GIVEN PROBLEM | Return, word for word, every line that follows.

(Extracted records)
....

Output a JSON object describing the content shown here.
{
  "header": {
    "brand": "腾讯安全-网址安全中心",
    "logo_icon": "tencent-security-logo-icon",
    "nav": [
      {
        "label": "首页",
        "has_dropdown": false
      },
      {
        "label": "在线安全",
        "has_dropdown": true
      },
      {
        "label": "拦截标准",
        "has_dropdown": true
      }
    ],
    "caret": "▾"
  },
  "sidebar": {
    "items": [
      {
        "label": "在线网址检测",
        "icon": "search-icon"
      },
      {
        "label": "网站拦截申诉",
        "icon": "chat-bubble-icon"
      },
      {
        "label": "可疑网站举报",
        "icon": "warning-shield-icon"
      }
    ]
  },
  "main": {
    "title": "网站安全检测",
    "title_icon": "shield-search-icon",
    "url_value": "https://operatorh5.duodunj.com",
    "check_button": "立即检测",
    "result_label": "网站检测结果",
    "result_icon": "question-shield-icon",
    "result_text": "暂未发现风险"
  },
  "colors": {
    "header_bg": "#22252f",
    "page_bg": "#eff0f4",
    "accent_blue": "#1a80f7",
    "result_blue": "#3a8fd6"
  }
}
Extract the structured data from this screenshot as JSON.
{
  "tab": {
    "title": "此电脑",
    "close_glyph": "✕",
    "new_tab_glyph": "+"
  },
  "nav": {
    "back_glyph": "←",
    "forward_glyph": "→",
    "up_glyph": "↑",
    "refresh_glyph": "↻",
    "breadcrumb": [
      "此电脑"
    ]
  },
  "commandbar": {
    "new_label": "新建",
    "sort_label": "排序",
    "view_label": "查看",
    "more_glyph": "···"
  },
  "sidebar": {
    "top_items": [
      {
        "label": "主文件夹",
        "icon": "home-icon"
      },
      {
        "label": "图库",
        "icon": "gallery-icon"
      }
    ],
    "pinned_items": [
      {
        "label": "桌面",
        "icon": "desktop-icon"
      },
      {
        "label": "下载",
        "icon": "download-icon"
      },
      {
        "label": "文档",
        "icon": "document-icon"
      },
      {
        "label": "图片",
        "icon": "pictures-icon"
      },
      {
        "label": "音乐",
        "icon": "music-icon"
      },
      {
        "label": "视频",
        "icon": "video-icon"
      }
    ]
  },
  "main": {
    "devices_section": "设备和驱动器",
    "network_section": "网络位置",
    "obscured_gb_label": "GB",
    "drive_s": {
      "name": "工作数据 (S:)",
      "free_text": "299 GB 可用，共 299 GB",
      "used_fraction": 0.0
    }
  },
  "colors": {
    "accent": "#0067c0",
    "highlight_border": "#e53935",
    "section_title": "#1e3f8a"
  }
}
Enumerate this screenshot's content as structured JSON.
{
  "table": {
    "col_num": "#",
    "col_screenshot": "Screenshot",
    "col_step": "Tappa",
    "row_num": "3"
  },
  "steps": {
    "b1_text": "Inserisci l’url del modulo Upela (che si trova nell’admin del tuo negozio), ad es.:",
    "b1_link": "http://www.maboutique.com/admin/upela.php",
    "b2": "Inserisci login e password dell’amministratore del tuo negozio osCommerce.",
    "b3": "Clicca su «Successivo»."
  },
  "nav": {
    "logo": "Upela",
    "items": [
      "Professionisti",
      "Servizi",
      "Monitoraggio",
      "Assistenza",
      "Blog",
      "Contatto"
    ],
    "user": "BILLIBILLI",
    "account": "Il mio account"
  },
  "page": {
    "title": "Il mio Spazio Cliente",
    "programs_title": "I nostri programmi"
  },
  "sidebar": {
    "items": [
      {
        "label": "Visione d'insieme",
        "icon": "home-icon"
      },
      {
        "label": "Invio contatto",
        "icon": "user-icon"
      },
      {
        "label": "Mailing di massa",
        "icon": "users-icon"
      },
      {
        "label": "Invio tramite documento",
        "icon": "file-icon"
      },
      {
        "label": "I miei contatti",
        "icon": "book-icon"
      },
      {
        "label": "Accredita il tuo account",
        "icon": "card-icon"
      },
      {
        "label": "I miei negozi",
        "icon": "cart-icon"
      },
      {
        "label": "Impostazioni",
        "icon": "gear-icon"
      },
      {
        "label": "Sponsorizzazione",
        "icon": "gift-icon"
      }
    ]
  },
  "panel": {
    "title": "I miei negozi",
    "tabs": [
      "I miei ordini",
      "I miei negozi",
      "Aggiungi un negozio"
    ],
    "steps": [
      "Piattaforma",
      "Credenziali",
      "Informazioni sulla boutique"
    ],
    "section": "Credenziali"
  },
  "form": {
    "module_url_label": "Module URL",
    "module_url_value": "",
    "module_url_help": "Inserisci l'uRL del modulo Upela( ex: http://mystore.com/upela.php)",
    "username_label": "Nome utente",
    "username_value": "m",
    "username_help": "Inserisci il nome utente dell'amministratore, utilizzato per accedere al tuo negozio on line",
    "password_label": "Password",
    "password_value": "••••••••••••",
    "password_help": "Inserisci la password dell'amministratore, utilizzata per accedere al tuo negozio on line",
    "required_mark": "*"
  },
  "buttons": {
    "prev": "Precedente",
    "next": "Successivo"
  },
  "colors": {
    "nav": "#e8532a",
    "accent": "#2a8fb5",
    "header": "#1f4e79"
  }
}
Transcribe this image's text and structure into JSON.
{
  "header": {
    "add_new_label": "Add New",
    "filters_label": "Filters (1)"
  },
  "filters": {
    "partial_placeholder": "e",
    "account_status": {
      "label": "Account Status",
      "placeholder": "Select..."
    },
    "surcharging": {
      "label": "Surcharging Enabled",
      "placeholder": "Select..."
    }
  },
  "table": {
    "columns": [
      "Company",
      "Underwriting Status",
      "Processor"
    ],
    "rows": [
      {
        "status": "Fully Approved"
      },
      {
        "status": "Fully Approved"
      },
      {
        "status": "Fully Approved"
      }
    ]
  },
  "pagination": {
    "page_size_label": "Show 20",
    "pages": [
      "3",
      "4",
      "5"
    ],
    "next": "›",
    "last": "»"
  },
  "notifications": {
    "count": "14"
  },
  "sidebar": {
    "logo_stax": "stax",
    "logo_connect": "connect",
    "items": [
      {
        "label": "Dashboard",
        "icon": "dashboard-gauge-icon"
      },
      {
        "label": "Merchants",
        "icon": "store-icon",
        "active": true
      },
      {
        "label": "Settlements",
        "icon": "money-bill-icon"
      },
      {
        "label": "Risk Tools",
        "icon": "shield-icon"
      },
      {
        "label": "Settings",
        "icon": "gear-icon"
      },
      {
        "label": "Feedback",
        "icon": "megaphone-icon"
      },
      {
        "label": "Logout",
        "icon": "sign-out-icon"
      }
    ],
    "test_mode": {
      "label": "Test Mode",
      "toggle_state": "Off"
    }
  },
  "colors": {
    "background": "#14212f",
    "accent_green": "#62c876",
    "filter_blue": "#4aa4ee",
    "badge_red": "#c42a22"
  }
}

....

CORRECT RESULT |
Output a JSON object describing the content shown here.
{
  "header": {
    "brand": "腾讯安全-网址安全中心",
    "logo_icon": "tencent-security-logo-icon",
    "nav": [
      {
        "label": "首页",
        "has_dropdown": false
      },
      {
        "label": "在线安全",
        "has_dropdown": true
      },
      {
        "label": "拦截标准",
        "has_dropdown": true
      }
    ],
    "caret": "▾"
  },
  "sidebar": {
    "items": [
      {
        "label": "在线网址检测",
        "icon": "search-icon"
      },
      {
        "label": "网站拦截申诉",
        "icon": "chat-bubble-icon"
      },
      {
        "label": "可疑网站举报",
        "icon": "warning-shield-icon"
      }
    ]
  },
  "main": {
    "title": "网站安全检测",
    "title_icon": "shield-search-icon",
    "url_value": "https://operatorh5.duodunj.com",
    "check_button": "立即检测",
    "result_label": "网站检测结果",
    "result_icon": "question-shield-icon",
    "result_text": "暂未发现风险"
  },
  "colors": {
    "header_bg": "#22252f",
    "page_bg": "#eff0f4",
    "accent_blue": "#1a80f7",
    "result_blue": "#3a8fd6"
  }
}
Extract the structured data from this screenshot as JSON.
{
  "tab": {
    "title": "此电脑",
    "close_glyph": "✕",
    "new_tab_glyph": "+"
  },
  "nav": {
    "back_glyph": "←",
    "forward_glyph": "→",
    "up_glyph": "↑",
    "refresh_glyph": "↻",
    "breadcrumb": [
      "此电脑"
    ]
  },
  "commandbar": {
    "new_label": "新建",
    "sort_label": "排序",
    "view_label": "查看",
    "more_glyph": "···"
  },
  "sidebar": {
    "top_items": [
      {
        "label": "主文件夹",
        "icon": "home-icon"
      },
      {
        "label": "图库",
        "icon": "gallery-icon"
      }
    ],
    "pinned_items": [
      {
        "label": "桌面",
        "icon": "desktop-icon"
      },
      {
        "label": "下载",
        "icon": "download-icon"
      },
      {
        "label": "文档",
        "icon": "document-icon"
      },
      {
        "label": "图片",
        "icon": "pictures-icon"
      },
      {
        "label": "音乐",
        "icon": "music-icon"
      },
      {
        "label": "视频",
        "icon": "video-icon"
      }
    ]
  },
  "main": {
    "devices_section": "设备和驱动器",
    "network_section": "网络位置",
    "obscured_gb_label": "GB",
    "drive_s": {
      "name": "工作数据 (S:)",
      "free_text": "299 GB 可用，共 299 GB",
      "used_fraction": 0.0
    }
  },
  "colors": {
    "accent": "#0067c0",
    "highlight_border": "#e53935",
    "section_title": "#1e3f8a"
  }
}
Enumerate this screenshot's content as structured JSON.
{
  "table": {
    "col_num": "#",
    "col_screenshot": "Screenshot",
    "col_step": "Tappa",
    "row_num": "3"
  },
  "steps": {
    "b1_text": "Inserisci l’url del modulo Upela (che si trova nell’admin del tuo negozio), ad es.:",
    "b1_link": "http://www.maboutique.com/admin/upela.php",
    "b2": "Inserisci login e password dell’amministratore del tuo negozio osCommerce.",
    "b3": "Clicca su «Successivo»."
  },
  "nav": {
    "logo": "Upela",
    "items": [
      "Professionisti",
      "Servizi",
      "Monitoraggio",
      "Assistenza",
      "Blog",
      "Contatto"
    ],
    "user": "BILLIBILLI",
    "account": "Il mio account"
  },
  "page": {
    "title": "Il mio Spazio Cliente",
    "programs_title": "I nostri programmi"
  },
  "sidebar": {
    "items": [
      {
        "label": "Visione d'insieme",
        "icon": "home-icon"
      },
      {
        "label": "Invio contatto",
        "icon": "user-icon"
      },
      {
        "label": "Mailing di massa",
        "icon": "users-icon"
      },
      {
        "label": "Invio tramite documento",
        "icon": "file-icon"
      },
      {
        "label": "I miei contatti",
        "icon": "book-icon"
      },
      {
        "label": "Accredita il tuo account",
        "icon": "card-icon"
      },
      {
        "label": "I miei negozi",
        "icon": "cart-icon"
      },
      {
        "label": "Impostazioni",
        "icon": "gear-icon"
      },
      {
        "label": "Sponsorizzazione",
        "icon": "gift-icon"
      }
    ]
  },
  "panel": {
    "title": "I miei negozi",
    "tabs": [
      "I miei ordini",
      "I miei negozi",
      "Aggiungi un negozio"
    ],
    "steps": [
      "Piattaforma",
      "Credenziali",
      "Informazioni sulla boutique"
    ],
    "section": "Credenziali"
  },
  "form": {
    "module_url_label": "Module URL",
    "module_url_value": "",
    "module_url_help": "Inserisci l'uRL del modulo Upela( ex: http://mystore.com/upela.php)",
    "username_label": "Nome utente",
    "username_value": "m",
    "username_help": "Inserisci il nome utente dell'amministratore, utilizzato per accedere al tuo negozio on line",
    "password_label": "Password",
    "password_value": "••••••••••••",
    "password_help": "Inserisci la password dell'amministratore, utilizzata per accedere al tuo negozio on line",
    "required_mark": "*"
  },
  "buttons": {
    "prev": "Precedente",
    "next": "Successivo"
  },
  "colors": {
    "nav": "#e8532a",
    "accent": "#2a8fb5",
    "header": "#1f4e79"
  }
}
Transcribe this image's text and structure into JSON.
{
  "header": {
    "add_new_label": "Add New",
    "filters_label": "Filters (1)"
  },
  "filters": {
    "partial_placeholder": "e",
    "account_status": {
      "label": "Account Status",
      "placeholder": "Select..."
    },
    "surcharging": {
      "label": "Surcharging Enabled",
      "placeholder": "Select..."
    }
  },
  "table": {
    "columns": [
      "Company",
      "Underwriting Status",
      "Processor"
    ],
    "rows": [
      {
        "status": "Fully Approved"
      },
      {
        "status": "Fully Approved"
      },
      {
        "status": "Fully Approved"
      }
    ]
  },
  "pagination": {
    "page_size_label": "Show 20",
    "pages": [
      "3",
      "4",
      "5"
    ],
    "next": "›",
    "last": "»"
  },
  "notifications": {
    "count": "14"
  },
  "sidebar": {
    "logo_stax": "stax",
    "logo_connect": "connect",
    "items": [
      {
        "label": "Dashboard",
        "icon": "dashboard-gauge-icon"
      },
      {
        "label": "Merchants",
        "icon": "store-icon",
        "active": true
      },
      {
        "label": "Settlements",
        "icon": "money-bill-icon"
      },
      {
        "label": "Risk Tools",
        "icon": "shield-icon"
      },
      {
        "label": "Settings",
        "icon": "gear-icon"
      },
      {
        "label": "Feedback",
        "icon": "megaphone-icon"
      },
      {
        "label": "Logout",
        "icon": "sign-out-icon"
      }
    ],
    "test_mode": {
      "label": "Test Mode",
      "toggle_state": "Off"
    }
  },
  "colors": {
    "background": "#14212f",
    "accent_green": "#62c876",
    "filter_blue": "#4aa4ee",
    "badge_red": "#c42a22"
  }
}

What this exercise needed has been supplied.